Below is a listing to write out in full, exactly as given, without its pictures.

RAW DATA:
______________________________

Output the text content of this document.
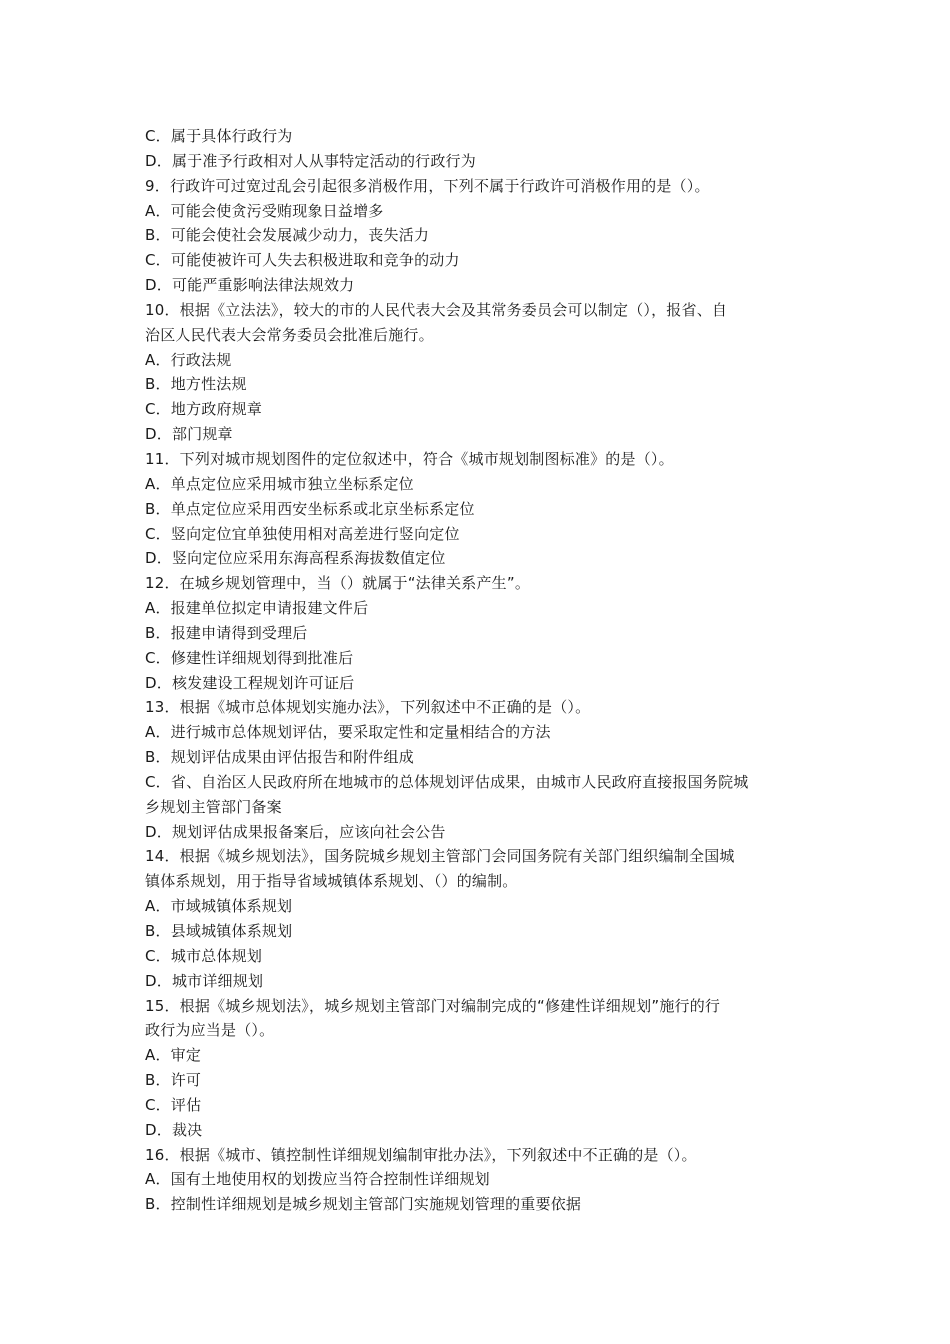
C．属于具体行政行为
D．属于准予行政相对人从事特定活动的行政行为
9．行政许可过宽过乱会引起很多消极作用，下列不属于行政许可消极作用的是（）。
A．可能会使贪污受贿现象日益增多
B．可能会使社会发展减少动力，丧失活力
C．可能使被许可人失去积极进取和竞争的动力
D．可能严重影响法律法规效力
10．根据《立法法》，较大的市的人民代表大会及其常务委员会可以制定（），报省、自
治区人民代表大会常务委员会批准后施行。
A．行政法规
B．地方性法规
C．地方政府规章
D．部门规章
11．下列对城市规划图件的定位叙述中，符合《城市规划制图标准》的是（）。
A．单点定位应采用城市独立坐标系定位
B．单点定位应采用西安坐标系或北京坐标系定位
C．竖向定位宜单独使用相对高差进行竖向定位
D．竖向定位应采用东海高程系海拔数值定位
12．在城乡规划管理中，当（）就属于“法律关系产生”。
A．报建单位拟定申请报建文件后
B．报建申请得到受理后
C．修建性详细规划得到批准后
D．核发建设工程规划许可证后
13．根据《城市总体规划实施办法》，下列叙述中不正确的是（）。
A．进行城市总体规划评估，要采取定性和定量相结合的方法
B．规划评估成果由评估报告和附件组成
C．省、自治区人民政府所在地城市的总体规划评估成果，由城市人民政府直接报国务院城
乡规划主管部门备案
D．规划评估成果报备案后，应该向社会公告
14．根据《城乡规划法》，国务院城乡规划主管部门会同国务院有关部门组织编制全国城
镇体系规划，用于指导省域城镇体系规划、（）的编制。
A．市域城镇体系规划
B．县域城镇体系规划
C．城市总体规划
D．城市详细规划
15．根据《城乡规划法》，城乡规划主管部门对编制完成的“修建性详细规划”施行的行
政行为应当是（）。
A．审定
B．许可
C．评估
D．裁决
16．根据《城市、镇控制性详细规划编制审批办法》，下列叙述中不正确的是（）。
A．国有土地使用权的划拨应当符合控制性详细规划
B．控制性详细规划是城乡规划主管部门实施规划管理的重要依据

______________________________

ANSWER TO THIS PROBLEM:
Output the text content of this document.
C．属于具体行政行为
D．属于准予行政相对人从事特定活动的行政行为
9．行政许可过宽过乱会引起很多消极作用，下列不属于行政许可消极作用的是（）。
A．可能会使贪污受贿现象日益增多
B．可能会使社会发展减少动力，丧失活力
C．可能使被许可人失去积极进取和竞争的动力
D．可能严重影响法律法规效力
10．根据《立法法》，较大的市的人民代表大会及其常务委员会可以制定（），报省、自
治区人民代表大会常务委员会批准后施行。
A．行政法规
B．地方性法规
C．地方政府规章
D．部门规章
11．下列对城市规划图件的定位叙述中，符合《城市规划制图标准》的是（）。
A．单点定位应采用城市独立坐标系定位
B．单点定位应采用西安坐标系或北京坐标系定位
C．竖向定位宜单独使用相对高差进行竖向定位
D．竖向定位应采用东海高程系海拔数值定位
12．在城乡规划管理中，当（）就属于“法律关系产生”。
A．报建单位拟定申请报建文件后
B．报建申请得到受理后
C．修建性详细规划得到批准后
D．核发建设工程规划许可证后
13．根据《城市总体规划实施办法》，下列叙述中不正确的是（）。
A．进行城市总体规划评估，要采取定性和定量相结合的方法
B．规划评估成果由评估报告和附件组成
C．省、自治区人民政府所在地城市的总体规划评估成果，由城市人民政府直接报国务院城
乡规划主管部门备案
D．规划评估成果报备案后，应该向社会公告
14．根据《城乡规划法》，国务院城乡规划主管部门会同国务院有关部门组织编制全国城
镇体系规划，用于指导省域城镇体系规划、（）的编制。
A．市域城镇体系规划
B．县域城镇体系规划
C．城市总体规划
D．城市详细规划
15．根据《城乡规划法》，城乡规划主管部门对编制完成的“修建性详细规划”施行的行
政行为应当是（）。
A．审定
B．许可
C．评估
D．裁决
16．根据《城市、镇控制性详细规划编制审批办法》，下列叙述中不正确的是（）。
A．国有土地使用权的划拨应当符合控制性详细规划
B．控制性详细规划是城乡规划主管部门实施规划管理的重要依据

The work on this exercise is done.